INSTRUCTIONS TO FOLLOW: Identify and pull out each line of the entries in which "address" occurs.

** start of GIVEN DATA **

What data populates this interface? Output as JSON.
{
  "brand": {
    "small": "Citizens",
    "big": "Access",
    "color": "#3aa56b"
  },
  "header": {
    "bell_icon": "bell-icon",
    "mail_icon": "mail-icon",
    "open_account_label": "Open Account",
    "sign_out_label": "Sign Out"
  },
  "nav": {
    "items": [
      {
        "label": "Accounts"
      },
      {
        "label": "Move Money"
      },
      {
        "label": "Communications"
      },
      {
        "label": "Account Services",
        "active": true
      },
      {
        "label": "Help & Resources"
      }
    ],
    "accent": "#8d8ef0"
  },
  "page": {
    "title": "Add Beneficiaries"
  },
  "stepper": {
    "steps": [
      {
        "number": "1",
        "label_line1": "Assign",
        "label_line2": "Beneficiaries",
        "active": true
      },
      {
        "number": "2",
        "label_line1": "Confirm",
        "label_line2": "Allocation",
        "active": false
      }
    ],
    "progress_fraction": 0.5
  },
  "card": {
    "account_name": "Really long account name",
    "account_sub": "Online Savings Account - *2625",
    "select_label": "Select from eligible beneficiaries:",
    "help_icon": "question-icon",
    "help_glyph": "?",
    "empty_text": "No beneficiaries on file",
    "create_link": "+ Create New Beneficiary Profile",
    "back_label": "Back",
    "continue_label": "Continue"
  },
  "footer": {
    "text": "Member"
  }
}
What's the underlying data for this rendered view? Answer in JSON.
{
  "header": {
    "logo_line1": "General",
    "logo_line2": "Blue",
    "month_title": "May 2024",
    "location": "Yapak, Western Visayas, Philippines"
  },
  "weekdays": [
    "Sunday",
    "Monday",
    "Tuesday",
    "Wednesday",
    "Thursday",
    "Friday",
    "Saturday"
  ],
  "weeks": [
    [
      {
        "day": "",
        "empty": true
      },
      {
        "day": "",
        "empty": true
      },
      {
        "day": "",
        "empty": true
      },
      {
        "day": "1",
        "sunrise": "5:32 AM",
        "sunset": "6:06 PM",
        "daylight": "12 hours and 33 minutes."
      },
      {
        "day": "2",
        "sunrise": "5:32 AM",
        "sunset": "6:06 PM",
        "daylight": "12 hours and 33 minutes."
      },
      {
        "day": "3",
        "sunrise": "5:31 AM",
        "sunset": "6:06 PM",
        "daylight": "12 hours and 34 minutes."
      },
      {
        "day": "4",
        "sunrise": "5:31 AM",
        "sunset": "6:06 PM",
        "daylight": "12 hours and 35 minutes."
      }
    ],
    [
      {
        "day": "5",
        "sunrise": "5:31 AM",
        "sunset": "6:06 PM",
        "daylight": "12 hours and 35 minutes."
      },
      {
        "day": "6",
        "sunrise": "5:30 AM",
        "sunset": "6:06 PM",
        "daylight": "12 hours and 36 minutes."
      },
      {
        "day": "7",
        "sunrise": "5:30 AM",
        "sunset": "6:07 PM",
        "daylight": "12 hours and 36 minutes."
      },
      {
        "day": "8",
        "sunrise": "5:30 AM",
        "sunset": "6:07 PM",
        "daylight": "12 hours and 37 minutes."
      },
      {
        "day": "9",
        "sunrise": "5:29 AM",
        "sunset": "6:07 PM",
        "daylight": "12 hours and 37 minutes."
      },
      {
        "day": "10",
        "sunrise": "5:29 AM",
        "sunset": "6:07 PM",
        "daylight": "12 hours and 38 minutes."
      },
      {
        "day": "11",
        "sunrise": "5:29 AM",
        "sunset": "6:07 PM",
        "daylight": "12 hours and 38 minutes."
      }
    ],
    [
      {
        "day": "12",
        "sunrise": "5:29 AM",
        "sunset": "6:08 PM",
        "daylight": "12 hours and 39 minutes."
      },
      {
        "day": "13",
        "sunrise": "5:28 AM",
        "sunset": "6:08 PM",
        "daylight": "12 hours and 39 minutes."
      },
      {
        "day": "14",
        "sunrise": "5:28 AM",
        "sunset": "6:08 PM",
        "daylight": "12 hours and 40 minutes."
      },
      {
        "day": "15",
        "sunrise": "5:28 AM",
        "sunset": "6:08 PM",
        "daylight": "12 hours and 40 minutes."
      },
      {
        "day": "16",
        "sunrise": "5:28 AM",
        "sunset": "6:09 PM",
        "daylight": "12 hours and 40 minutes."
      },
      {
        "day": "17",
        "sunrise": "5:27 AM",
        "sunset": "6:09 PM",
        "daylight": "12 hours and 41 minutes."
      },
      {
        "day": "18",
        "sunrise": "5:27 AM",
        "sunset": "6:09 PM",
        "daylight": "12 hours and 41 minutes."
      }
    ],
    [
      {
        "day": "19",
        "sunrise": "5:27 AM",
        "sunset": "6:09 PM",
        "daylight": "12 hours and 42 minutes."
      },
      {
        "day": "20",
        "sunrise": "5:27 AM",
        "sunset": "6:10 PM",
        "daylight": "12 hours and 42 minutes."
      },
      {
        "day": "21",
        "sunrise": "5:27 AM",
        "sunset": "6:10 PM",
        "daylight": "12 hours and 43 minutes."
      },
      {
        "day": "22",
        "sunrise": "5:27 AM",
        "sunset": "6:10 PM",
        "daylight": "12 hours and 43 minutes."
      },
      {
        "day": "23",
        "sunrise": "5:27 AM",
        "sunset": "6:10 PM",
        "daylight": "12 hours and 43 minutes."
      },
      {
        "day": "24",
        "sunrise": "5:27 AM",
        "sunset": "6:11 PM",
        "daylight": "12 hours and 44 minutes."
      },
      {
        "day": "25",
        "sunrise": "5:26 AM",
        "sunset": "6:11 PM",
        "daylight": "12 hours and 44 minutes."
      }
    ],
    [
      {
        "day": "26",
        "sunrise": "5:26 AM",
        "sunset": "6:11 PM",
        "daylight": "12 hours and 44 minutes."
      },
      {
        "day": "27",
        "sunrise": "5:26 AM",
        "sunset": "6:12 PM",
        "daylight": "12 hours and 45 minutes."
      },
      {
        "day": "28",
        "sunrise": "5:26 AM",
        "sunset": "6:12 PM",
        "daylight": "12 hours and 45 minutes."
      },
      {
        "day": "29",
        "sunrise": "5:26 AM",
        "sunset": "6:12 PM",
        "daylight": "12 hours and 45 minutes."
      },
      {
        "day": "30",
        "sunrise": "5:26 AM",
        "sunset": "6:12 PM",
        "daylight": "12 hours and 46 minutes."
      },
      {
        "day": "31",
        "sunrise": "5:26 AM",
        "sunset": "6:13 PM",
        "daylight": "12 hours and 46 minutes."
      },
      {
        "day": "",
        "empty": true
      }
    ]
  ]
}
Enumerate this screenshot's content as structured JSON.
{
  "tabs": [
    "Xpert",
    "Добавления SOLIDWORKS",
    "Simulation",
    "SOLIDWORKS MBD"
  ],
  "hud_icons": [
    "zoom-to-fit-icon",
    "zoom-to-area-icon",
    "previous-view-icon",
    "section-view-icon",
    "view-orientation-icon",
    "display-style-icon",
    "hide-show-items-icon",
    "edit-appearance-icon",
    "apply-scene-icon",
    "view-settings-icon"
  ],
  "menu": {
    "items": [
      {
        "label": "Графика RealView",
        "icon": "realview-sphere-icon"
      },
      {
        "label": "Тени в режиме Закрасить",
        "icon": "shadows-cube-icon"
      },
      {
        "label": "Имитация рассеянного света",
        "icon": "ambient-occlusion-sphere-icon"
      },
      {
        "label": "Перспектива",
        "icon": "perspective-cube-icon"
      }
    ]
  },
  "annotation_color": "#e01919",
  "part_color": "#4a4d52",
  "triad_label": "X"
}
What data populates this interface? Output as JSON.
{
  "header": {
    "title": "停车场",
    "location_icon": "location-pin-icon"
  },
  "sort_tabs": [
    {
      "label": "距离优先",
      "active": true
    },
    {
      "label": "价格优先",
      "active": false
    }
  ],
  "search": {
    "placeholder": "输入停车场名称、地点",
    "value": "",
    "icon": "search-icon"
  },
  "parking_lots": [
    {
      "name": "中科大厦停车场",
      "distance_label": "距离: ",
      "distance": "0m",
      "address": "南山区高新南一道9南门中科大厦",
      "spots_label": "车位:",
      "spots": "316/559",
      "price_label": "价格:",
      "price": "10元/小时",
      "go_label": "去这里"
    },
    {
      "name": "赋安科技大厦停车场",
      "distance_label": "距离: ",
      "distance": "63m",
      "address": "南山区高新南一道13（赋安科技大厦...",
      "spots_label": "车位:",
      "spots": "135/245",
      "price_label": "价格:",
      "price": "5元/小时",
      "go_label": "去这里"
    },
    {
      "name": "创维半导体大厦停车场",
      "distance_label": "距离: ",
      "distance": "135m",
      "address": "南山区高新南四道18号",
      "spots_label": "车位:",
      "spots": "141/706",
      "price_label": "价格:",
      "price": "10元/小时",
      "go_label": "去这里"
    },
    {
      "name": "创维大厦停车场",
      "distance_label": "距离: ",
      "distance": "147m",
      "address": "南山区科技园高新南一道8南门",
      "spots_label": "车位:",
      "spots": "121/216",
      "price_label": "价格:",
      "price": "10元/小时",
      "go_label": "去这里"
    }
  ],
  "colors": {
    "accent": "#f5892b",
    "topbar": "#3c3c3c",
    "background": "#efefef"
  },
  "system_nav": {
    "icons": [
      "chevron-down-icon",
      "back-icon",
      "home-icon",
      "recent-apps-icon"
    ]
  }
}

** end of GIVEN DATA **

TASK SOLUTION:
      "address": "南山区高新南一道9南门中科大厦",
      "address": "南山区高新南一道13（赋安科技大厦...",
      "address": "南山区高新南四道18号",
      "address": "南山区科技园高新南一道8南门",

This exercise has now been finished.